** Start of Material for the task **

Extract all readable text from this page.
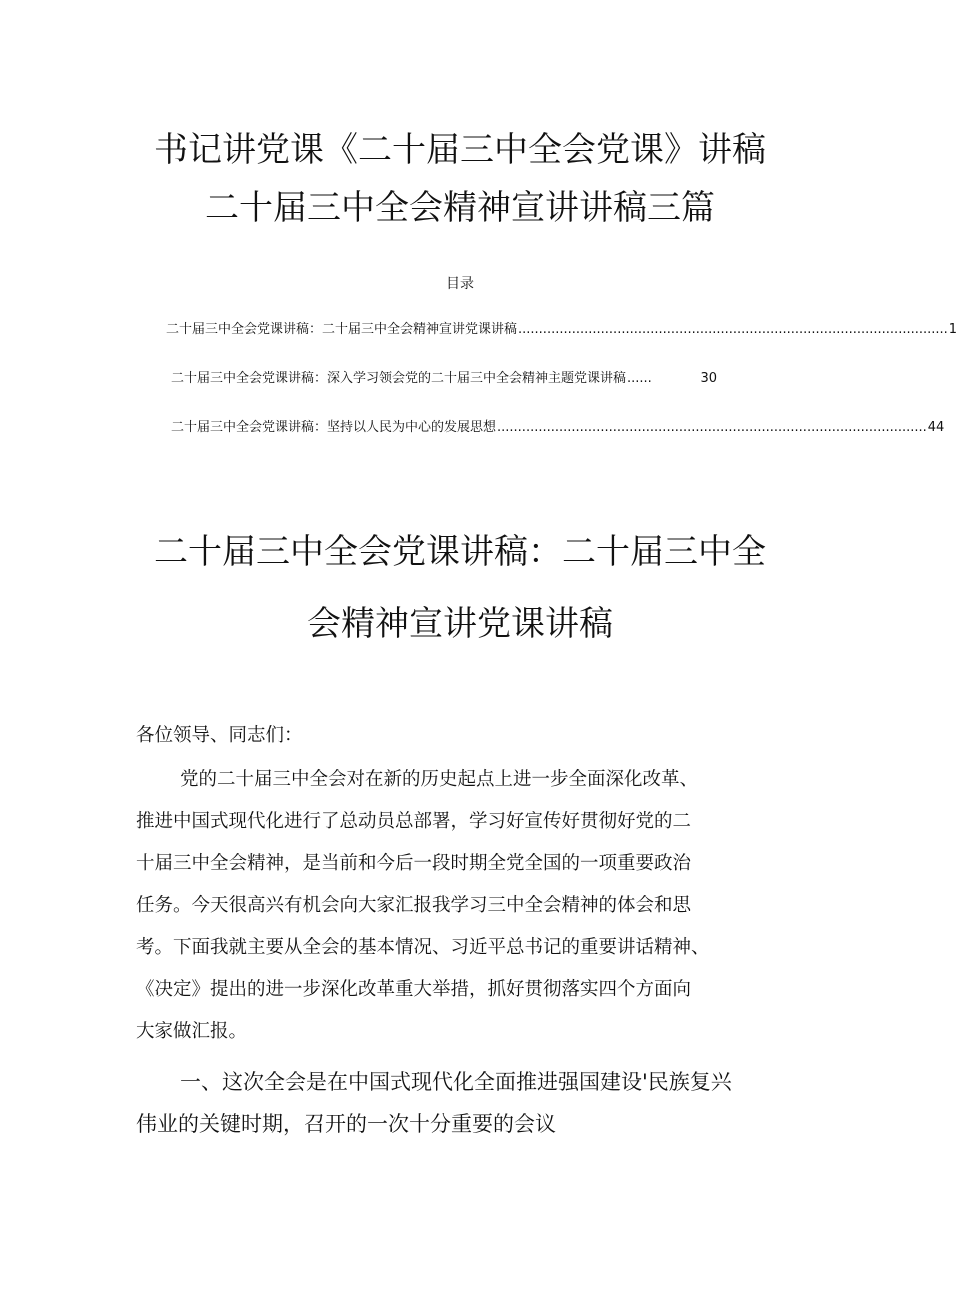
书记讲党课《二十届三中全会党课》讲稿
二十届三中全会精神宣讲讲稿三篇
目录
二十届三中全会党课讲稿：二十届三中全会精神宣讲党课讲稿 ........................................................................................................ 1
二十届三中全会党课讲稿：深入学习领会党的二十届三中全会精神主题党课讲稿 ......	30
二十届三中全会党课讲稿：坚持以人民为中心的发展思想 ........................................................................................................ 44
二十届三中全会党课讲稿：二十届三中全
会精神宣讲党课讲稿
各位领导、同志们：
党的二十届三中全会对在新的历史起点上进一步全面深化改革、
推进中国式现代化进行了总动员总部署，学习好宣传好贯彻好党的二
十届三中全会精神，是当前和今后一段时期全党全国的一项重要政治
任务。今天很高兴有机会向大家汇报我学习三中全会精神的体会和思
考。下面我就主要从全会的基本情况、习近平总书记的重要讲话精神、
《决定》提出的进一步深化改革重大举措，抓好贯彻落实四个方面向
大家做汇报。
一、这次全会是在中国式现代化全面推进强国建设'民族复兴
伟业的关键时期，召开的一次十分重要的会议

** End of Material for the task **
** Start of Material for the task **

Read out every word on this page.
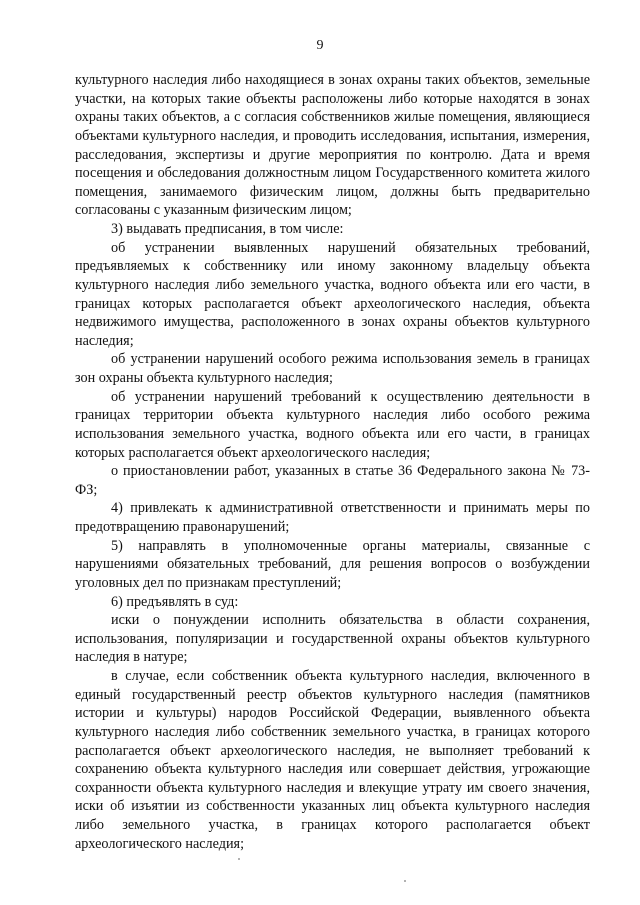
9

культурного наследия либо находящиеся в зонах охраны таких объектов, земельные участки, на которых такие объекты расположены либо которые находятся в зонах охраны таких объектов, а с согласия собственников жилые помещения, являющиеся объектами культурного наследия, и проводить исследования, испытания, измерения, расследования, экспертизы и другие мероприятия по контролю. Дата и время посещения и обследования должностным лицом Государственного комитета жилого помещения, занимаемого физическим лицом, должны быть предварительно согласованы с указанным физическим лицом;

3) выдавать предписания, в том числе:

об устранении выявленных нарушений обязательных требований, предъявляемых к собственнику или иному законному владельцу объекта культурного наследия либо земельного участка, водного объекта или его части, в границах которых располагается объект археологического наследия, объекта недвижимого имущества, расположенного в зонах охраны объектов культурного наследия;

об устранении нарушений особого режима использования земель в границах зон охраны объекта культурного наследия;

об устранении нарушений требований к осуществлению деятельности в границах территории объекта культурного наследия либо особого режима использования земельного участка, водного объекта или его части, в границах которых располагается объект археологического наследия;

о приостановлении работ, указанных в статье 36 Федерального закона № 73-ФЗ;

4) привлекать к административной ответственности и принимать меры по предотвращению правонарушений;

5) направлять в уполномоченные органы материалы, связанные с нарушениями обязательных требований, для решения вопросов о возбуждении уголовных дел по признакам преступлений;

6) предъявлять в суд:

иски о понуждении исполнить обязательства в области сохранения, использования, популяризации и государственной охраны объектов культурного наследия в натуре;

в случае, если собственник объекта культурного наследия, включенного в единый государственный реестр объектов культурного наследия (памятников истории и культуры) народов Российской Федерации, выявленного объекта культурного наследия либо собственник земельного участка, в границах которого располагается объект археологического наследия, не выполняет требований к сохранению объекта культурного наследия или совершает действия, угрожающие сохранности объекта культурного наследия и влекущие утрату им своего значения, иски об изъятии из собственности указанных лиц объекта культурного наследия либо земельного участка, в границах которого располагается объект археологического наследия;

** End of Material for the task **

# Set task
Lines holding the word "режима" should be counted across the entries; state only how many there are.

# Task answer
2